EXERCISE DIRECTIONS:
Quote the entries that follow exactly, leaving none out.

[Data entries]
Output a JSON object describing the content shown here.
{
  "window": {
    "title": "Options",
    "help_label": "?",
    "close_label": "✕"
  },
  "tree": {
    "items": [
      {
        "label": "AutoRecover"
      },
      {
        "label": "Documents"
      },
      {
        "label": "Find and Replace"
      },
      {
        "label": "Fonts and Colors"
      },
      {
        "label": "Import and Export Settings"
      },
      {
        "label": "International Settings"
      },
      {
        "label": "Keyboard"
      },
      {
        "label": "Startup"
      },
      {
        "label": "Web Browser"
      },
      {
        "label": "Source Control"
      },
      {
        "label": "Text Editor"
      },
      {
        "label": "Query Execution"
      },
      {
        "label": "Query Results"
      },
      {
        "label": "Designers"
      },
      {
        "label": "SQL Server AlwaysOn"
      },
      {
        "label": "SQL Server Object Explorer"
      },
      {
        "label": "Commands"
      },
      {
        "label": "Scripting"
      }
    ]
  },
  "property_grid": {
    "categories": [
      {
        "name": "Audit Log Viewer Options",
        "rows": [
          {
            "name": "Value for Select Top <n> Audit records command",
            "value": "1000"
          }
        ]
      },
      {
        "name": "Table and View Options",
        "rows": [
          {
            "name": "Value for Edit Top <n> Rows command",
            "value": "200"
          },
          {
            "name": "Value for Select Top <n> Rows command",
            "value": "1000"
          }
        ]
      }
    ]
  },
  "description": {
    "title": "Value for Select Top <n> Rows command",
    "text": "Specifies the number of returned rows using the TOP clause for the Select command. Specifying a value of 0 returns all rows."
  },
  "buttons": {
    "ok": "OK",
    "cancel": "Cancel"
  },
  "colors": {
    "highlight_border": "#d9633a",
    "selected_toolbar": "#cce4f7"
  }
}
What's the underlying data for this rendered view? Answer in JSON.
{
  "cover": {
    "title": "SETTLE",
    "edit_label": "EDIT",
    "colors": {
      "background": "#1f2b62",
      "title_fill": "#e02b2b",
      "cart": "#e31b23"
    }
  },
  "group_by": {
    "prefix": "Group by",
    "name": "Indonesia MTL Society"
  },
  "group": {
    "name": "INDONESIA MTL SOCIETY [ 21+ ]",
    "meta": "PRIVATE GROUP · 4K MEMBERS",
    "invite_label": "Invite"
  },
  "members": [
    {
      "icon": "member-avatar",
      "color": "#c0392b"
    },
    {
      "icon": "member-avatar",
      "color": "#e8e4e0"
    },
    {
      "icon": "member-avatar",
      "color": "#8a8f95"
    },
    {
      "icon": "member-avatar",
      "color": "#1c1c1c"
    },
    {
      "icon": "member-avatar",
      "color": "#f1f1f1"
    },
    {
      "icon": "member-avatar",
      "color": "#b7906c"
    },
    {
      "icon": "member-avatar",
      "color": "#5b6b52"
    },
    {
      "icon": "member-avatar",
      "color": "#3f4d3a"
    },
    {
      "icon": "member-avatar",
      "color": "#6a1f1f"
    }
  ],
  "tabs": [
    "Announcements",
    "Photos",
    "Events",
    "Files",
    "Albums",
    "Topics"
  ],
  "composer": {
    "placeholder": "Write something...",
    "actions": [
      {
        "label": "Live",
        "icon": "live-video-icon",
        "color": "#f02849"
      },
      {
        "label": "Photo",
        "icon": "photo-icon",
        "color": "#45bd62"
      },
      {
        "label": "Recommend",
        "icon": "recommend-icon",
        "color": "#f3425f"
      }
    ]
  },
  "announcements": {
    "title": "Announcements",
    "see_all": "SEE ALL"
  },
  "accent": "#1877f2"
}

WRITTEN RESPONSE:
Output a JSON object describing the content shown here.
{
  "window": {
    "title": "Options",
    "help_label": "?",
    "close_label": "✕"
  },
  "tree": {
    "items": [
      {
        "label": "AutoRecover"
      },
      {
        "label": "Documents"
      },
      {
        "label": "Find and Replace"
      },
      {
        "label": "Fonts and Colors"
      },
      {
        "label": "Import and Export Settings"
      },
      {
        "label": "International Settings"
      },
      {
        "label": "Keyboard"
      },
      {
        "label": "Startup"
      },
      {
        "label": "Web Browser"
      },
      {
        "label": "Source Control"
      },
      {
        "label": "Text Editor"
      },
      {
        "label": "Query Execution"
      },
      {
        "label": "Query Results"
      },
      {
        "label": "Designers"
      },
      {
        "label": "SQL Server AlwaysOn"
      },
      {
        "label": "SQL Server Object Explorer"
      },
      {
        "label": "Commands"
      },
      {
        "label": "Scripting"
      }
    ]
  },
  "property_grid": {
    "categories": [
      {
        "name": "Audit Log Viewer Options",
        "rows": [
          {
            "name": "Value for Select Top <n> Audit records command",
            "value": "1000"
          }
        ]
      },
      {
        "name": "Table and View Options",
        "rows": [
          {
            "name": "Value for Edit Top <n> Rows command",
            "value": "200"
          },
          {
            "name": "Value for Select Top <n> Rows command",
            "value": "1000"
          }
        ]
      }
    ]
  },
  "description": {
    "title": "Value for Select Top <n> Rows command",
    "text": "Specifies the number of returned rows using the TOP clause for the Select command. Specifying a value of 0 returns all rows."
  },
  "buttons": {
    "ok": "OK",
    "cancel": "Cancel"
  },
  "colors": {
    "highlight_border": "#d9633a",
    "selected_toolbar": "#cce4f7"
  }
}
What's the underlying data for this rendered view? Answer in JSON.
{
  "cover": {
    "title": "SETTLE",
    "edit_label": "EDIT",
    "colors": {
      "background": "#1f2b62",
      "title_fill": "#e02b2b",
      "cart": "#e31b23"
    }
  },
  "group_by": {
    "prefix": "Group by",
    "name": "Indonesia MTL Society"
  },
  "group": {
    "name": "INDONESIA MTL SOCIETY [ 21+ ]",
    "meta": "PRIVATE GROUP · 4K MEMBERS",
    "invite_label": "Invite"
  },
  "members": [
    {
      "icon": "member-avatar",
      "color": "#c0392b"
    },
    {
      "icon": "member-avatar",
      "color": "#e8e4e0"
    },
    {
      "icon": "member-avatar",
      "color": "#8a8f95"
    },
    {
      "icon": "member-avatar",
      "color": "#1c1c1c"
    },
    {
      "icon": "member-avatar",
      "color": "#f1f1f1"
    },
    {
      "icon": "member-avatar",
      "color": "#b7906c"
    },
    {
      "icon": "member-avatar",
      "color": "#5b6b52"
    },
    {
      "icon": "member-avatar",
      "color": "#3f4d3a"
    },
    {
      "icon": "member-avatar",
      "color": "#6a1f1f"
    }
  ],
  "tabs": [
    "Announcements",
    "Photos",
    "Events",
    "Files",
    "Albums",
    "Topics"
  ],
  "composer": {
    "placeholder": "Write something...",
    "actions": [
      {
        "label": "Live",
        "icon": "live-video-icon",
        "color": "#f02849"
      },
      {
        "label": "Photo",
        "icon": "photo-icon",
        "color": "#45bd62"
      },
      {
        "label": "Recommend",
        "icon": "recommend-icon",
        "color": "#f3425f"
      }
    ]
  },
  "announcements": {
    "title": "Announcements",
    "see_all": "SEE ALL"
  },
  "accent": "#1877f2"
}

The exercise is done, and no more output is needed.